──────── Record extracts

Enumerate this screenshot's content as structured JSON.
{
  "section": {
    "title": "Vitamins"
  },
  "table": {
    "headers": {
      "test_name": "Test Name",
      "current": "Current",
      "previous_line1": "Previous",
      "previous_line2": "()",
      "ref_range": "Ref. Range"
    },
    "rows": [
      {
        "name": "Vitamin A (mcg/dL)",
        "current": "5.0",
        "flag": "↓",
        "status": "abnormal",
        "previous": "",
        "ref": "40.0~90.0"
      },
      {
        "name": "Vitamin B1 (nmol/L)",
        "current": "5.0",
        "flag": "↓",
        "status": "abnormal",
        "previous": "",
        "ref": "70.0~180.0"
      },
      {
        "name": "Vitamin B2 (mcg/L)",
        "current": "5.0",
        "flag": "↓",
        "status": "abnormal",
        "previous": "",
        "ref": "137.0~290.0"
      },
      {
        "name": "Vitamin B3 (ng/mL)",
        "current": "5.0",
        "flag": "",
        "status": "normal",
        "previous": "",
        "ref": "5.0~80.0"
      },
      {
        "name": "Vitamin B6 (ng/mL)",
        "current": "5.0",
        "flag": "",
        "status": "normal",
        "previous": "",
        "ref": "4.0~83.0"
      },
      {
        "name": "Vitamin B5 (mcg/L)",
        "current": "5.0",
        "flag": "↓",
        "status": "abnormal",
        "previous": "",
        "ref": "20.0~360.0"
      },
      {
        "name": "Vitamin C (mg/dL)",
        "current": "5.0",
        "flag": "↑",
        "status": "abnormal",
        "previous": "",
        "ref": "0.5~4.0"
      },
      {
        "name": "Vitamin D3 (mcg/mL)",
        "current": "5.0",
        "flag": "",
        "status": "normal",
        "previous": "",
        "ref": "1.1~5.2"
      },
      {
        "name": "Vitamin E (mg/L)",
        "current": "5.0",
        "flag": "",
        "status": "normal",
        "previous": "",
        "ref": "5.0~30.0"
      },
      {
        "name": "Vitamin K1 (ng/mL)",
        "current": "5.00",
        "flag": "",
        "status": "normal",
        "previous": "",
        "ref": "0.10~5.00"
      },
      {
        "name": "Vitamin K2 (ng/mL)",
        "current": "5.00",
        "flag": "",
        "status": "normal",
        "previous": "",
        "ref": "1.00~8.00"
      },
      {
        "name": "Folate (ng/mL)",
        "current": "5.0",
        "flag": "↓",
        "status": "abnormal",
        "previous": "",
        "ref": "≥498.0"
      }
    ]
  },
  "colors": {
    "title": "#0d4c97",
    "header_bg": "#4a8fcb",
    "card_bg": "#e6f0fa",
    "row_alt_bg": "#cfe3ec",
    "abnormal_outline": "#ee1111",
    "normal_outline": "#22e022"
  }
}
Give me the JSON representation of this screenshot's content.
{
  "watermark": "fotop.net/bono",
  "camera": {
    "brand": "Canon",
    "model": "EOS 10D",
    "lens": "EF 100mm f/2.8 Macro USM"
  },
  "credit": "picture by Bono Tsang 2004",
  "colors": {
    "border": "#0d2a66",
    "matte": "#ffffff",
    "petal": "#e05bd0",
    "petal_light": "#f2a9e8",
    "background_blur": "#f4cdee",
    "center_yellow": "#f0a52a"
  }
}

────────────────

Objective - From the records above, extract every line exactly as it stands.

Written answer -
Enumerate this screenshot's content as structured JSON.
{
  "section": {
    "title": "Vitamins"
  },
  "table": {
    "headers": {
      "test_name": "Test Name",
      "current": "Current",
      "previous_line1": "Previous",
      "previous_line2": "()",
      "ref_range": "Ref. Range"
    },
    "rows": [
      {
        "name": "Vitamin A (mcg/dL)",
        "current": "5.0",
        "flag": "↓",
        "status": "abnormal",
        "previous": "",
        "ref": "40.0~90.0"
      },
      {
        "name": "Vitamin B1 (nmol/L)",
        "current": "5.0",
        "flag": "↓",
        "status": "abnormal",
        "previous": "",
        "ref": "70.0~180.0"
      },
      {
        "name": "Vitamin B2 (mcg/L)",
        "current": "5.0",
        "flag": "↓",
        "status": "abnormal",
        "previous": "",
        "ref": "137.0~290.0"
      },
      {
        "name": "Vitamin B3 (ng/mL)",
        "current": "5.0",
        "flag": "",
        "status": "normal",
        "previous": "",
        "ref": "5.0~80.0"
      },
      {
        "name": "Vitamin B6 (ng/mL)",
        "current": "5.0",
        "flag": "",
        "status": "normal",
        "previous": "",
        "ref": "4.0~83.0"
      },
      {
        "name": "Vitamin B5 (mcg/L)",
        "current": "5.0",
        "flag": "↓",
        "status": "abnormal",
        "previous": "",
        "ref": "20.0~360.0"
      },
      {
        "name": "Vitamin C (mg/dL)",
        "current": "5.0",
        "flag": "↑",
        "status": "abnormal",
        "previous": "",
        "ref": "0.5~4.0"
      },
      {
        "name": "Vitamin D3 (mcg/mL)",
        "current": "5.0",
        "flag": "",
        "status": "normal",
        "previous": "",
        "ref": "1.1~5.2"
      },
      {
        "name": "Vitamin E (mg/L)",
        "current": "5.0",
        "flag": "",
        "status": "normal",
        "previous": "",
        "ref": "5.0~30.0"
      },
      {
        "name": "Vitamin K1 (ng/mL)",
        "current": "5.00",
        "flag": "",
        "status": "normal",
        "previous": "",
        "ref": "0.10~5.00"
      },
      {
        "name": "Vitamin K2 (ng/mL)",
        "current": "5.00",
        "flag": "",
        "status": "normal",
        "previous": "",
        "ref": "1.00~8.00"
      },
      {
        "name": "Folate (ng/mL)",
        "current": "5.0",
        "flag": "↓",
        "status": "abnormal",
        "previous": "",
        "ref": "≥498.0"
      }
    ]
  },
  "colors": {
    "title": "#0d4c97",
    "header_bg": "#4a8fcb",
    "card_bg": "#e6f0fa",
    "row_alt_bg": "#cfe3ec",
    "abnormal_outline": "#ee1111",
    "normal_outline": "#22e022"
  }
}
Give me the JSON representation of this screenshot's content.
{
  "watermark": "fotop.net/bono",
  "camera": {
    "brand": "Canon",
    "model": "EOS 10D",
    "lens": "EF 100mm f/2.8 Macro USM"
  },
  "credit": "picture by Bono Tsang 2004",
  "colors": {
    "border": "#0d2a66",
    "matte": "#ffffff",
    "petal": "#e05bd0",
    "petal_light": "#f2a9e8",
    "background_blur": "#f4cdee",
    "center_yellow": "#f0a52a"
  }
}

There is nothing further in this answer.